Excerpted data
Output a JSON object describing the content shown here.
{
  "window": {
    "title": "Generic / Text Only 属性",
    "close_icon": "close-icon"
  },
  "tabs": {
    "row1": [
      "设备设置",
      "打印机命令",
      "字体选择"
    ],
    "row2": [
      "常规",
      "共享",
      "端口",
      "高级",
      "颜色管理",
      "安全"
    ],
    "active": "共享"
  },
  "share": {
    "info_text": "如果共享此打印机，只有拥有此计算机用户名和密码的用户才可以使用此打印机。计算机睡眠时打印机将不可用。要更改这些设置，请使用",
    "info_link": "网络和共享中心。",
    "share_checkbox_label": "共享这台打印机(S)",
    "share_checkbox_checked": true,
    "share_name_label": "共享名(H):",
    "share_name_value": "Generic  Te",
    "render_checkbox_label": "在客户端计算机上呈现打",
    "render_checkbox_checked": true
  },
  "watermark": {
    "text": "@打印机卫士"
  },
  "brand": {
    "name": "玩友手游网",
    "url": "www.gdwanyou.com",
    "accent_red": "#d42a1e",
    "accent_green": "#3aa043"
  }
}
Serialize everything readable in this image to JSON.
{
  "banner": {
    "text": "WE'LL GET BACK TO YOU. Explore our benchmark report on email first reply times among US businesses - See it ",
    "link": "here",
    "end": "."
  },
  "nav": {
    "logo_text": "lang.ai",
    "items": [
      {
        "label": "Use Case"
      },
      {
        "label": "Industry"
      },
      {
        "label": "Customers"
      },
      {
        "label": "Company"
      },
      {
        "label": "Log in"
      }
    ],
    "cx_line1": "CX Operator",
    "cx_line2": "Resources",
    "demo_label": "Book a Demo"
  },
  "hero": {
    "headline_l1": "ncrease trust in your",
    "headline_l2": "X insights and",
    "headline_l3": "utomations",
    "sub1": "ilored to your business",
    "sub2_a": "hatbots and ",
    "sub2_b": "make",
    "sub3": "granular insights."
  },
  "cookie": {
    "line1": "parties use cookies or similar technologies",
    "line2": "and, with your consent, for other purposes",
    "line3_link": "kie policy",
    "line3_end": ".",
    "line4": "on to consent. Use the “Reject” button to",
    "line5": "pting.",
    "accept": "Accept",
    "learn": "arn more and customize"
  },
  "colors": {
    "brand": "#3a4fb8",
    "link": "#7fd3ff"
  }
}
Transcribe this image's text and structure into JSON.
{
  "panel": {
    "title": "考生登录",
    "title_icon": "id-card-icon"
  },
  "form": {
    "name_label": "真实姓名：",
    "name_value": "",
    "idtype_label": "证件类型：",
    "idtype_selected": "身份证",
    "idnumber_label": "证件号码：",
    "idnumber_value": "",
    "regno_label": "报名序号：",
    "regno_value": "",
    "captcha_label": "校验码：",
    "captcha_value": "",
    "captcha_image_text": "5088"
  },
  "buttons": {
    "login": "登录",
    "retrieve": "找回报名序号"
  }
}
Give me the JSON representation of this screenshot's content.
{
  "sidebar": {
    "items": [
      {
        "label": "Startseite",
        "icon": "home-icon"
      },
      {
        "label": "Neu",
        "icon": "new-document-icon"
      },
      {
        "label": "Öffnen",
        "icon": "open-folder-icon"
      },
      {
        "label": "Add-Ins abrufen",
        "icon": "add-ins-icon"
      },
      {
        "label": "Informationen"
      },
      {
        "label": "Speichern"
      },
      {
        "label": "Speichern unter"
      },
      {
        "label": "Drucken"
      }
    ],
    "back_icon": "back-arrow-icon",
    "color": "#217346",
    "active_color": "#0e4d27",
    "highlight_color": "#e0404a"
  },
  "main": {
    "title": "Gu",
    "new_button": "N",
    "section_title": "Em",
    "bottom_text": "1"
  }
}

What the exercise asks
The word "true" may appear on some lines. Report how many lines hold it, giving the number alone.

Finished exercise
2